- [Extracted material]
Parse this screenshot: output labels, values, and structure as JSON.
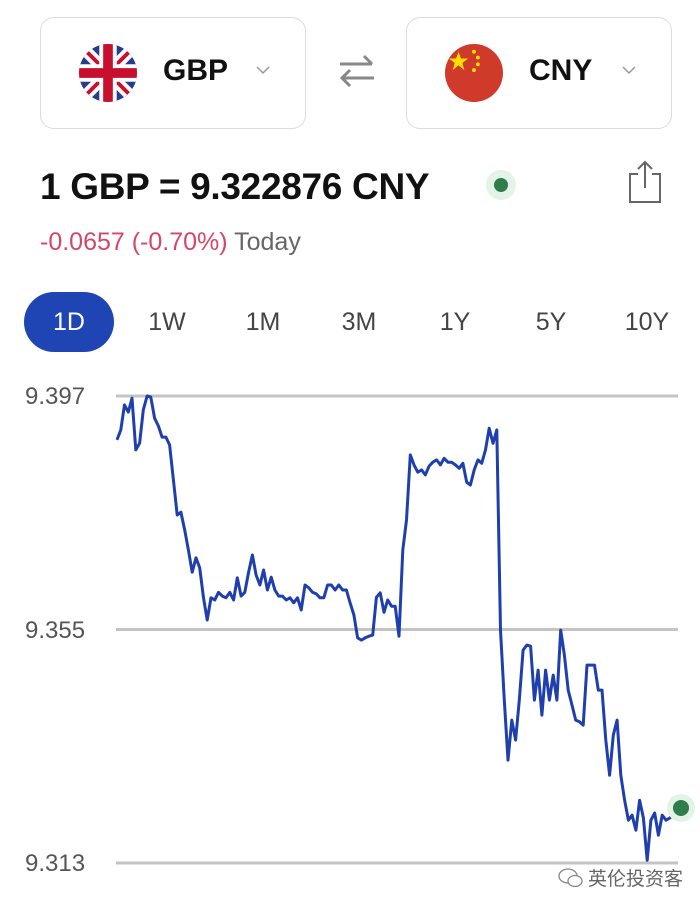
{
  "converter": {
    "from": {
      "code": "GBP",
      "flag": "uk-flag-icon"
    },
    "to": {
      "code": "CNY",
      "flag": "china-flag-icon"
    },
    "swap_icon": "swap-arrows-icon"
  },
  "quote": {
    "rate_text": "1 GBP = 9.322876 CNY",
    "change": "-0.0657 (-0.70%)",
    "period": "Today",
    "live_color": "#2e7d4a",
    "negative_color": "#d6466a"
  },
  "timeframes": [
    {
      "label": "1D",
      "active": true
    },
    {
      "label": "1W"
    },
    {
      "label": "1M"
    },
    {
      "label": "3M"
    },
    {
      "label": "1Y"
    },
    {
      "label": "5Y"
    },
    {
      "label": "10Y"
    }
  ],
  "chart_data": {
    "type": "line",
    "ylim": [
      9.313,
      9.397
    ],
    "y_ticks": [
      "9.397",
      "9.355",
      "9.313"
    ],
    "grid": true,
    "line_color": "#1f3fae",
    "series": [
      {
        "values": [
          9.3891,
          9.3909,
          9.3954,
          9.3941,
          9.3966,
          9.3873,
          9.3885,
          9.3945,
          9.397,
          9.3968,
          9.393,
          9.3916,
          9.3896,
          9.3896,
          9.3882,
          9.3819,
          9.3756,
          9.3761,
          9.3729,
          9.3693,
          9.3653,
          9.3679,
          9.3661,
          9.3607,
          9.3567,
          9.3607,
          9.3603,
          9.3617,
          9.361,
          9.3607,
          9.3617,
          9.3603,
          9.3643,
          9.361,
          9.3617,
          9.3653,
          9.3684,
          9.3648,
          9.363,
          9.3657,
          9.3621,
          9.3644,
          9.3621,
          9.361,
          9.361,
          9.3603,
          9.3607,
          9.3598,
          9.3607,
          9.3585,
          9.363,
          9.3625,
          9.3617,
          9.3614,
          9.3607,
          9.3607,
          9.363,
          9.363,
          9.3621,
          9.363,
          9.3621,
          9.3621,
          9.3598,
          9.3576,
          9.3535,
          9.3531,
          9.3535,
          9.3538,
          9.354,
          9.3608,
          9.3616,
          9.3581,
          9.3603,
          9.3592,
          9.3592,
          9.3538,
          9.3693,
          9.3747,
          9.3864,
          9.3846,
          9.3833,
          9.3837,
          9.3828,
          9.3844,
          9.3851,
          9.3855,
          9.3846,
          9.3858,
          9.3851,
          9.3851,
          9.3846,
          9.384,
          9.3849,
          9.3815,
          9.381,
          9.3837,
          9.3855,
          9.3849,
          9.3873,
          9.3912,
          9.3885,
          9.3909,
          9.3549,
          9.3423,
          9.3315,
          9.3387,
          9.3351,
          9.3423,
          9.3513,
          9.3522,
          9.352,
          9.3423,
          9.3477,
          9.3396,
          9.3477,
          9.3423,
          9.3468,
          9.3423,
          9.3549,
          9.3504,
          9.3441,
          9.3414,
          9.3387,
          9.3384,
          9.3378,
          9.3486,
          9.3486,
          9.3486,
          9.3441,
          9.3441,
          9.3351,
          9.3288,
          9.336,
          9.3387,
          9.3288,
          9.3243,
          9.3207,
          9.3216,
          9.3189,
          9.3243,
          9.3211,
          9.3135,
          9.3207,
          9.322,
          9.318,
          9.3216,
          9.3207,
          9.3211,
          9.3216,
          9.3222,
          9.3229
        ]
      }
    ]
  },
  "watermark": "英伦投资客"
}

- [Exercise goal]
Output the data above without changes, apart from leaving out the pictures.

- [Answer to this task]
Parse this screenshot: output labels, values, and structure as JSON.
{
  "converter": {
    "from": {
      "code": "GBP",
      "flag": "uk-flag-icon"
    },
    "to": {
      "code": "CNY",
      "flag": "china-flag-icon"
    },
    "swap_icon": "swap-arrows-icon"
  },
  "quote": {
    "rate_text": "1 GBP = 9.322876 CNY",
    "change": "-0.0657 (-0.70%)",
    "period": "Today",
    "live_color": "#2e7d4a",
    "negative_color": "#d6466a"
  },
  "timeframes": [
    {
      "label": "1D",
      "active": true
    },
    {
      "label": "1W"
    },
    {
      "label": "1M"
    },
    {
      "label": "3M"
    },
    {
      "label": "1Y"
    },
    {
      "label": "5Y"
    },
    {
      "label": "10Y"
    }
  ],
  "chart_data": {
    "type": "line",
    "ylim": [
      9.313,
      9.397
    ],
    "y_ticks": [
      "9.397",
      "9.355",
      "9.313"
    ],
    "grid": true,
    "line_color": "#1f3fae",
    "series": [
      {
        "values": [
          9.3891,
          9.3909,
          9.3954,
          9.3941,
          9.3966,
          9.3873,
          9.3885,
          9.3945,
          9.397,
          9.3968,
          9.393,
          9.3916,
          9.3896,
          9.3896,
          9.3882,
          9.3819,
          9.3756,
          9.3761,
          9.3729,
          9.3693,
          9.3653,
          9.3679,
          9.3661,
          9.3607,
          9.3567,
          9.3607,
          9.3603,
          9.3617,
          9.361,
          9.3607,
          9.3617,
          9.3603,
          9.3643,
          9.361,
          9.3617,
          9.3653,
          9.3684,
          9.3648,
          9.363,
          9.3657,
          9.3621,
          9.3644,
          9.3621,
          9.361,
          9.361,
          9.3603,
          9.3607,
          9.3598,
          9.3607,
          9.3585,
          9.363,
          9.3625,
          9.3617,
          9.3614,
          9.3607,
          9.3607,
          9.363,
          9.363,
          9.3621,
          9.363,
          9.3621,
          9.3621,
          9.3598,
          9.3576,
          9.3535,
          9.3531,
          9.3535,
          9.3538,
          9.354,
          9.3608,
          9.3616,
          9.3581,
          9.3603,
          9.3592,
          9.3592,
          9.3538,
          9.3693,
          9.3747,
          9.3864,
          9.3846,
          9.3833,
          9.3837,
          9.3828,
          9.3844,
          9.3851,
          9.3855,
          9.3846,
          9.3858,
          9.3851,
          9.3851,
          9.3846,
          9.384,
          9.3849,
          9.3815,
          9.381,
          9.3837,
          9.3855,
          9.3849,
          9.3873,
          9.3912,
          9.3885,
          9.3909,
          9.3549,
          9.3423,
          9.3315,
          9.3387,
          9.3351,
          9.3423,
          9.3513,
          9.3522,
          9.352,
          9.3423,
          9.3477,
          9.3396,
          9.3477,
          9.3423,
          9.3468,
          9.3423,
          9.3549,
          9.3504,
          9.3441,
          9.3414,
          9.3387,
          9.3384,
          9.3378,
          9.3486,
          9.3486,
          9.3486,
          9.3441,
          9.3441,
          9.3351,
          9.3288,
          9.336,
          9.3387,
          9.3288,
          9.3243,
          9.3207,
          9.3216,
          9.3189,
          9.3243,
          9.3211,
          9.3135,
          9.3207,
          9.322,
          9.318,
          9.3216,
          9.3207,
          9.3211,
          9.3216,
          9.3222,
          9.3229
        ]
      }
    ]
  },
  "watermark": "英伦投资客"
}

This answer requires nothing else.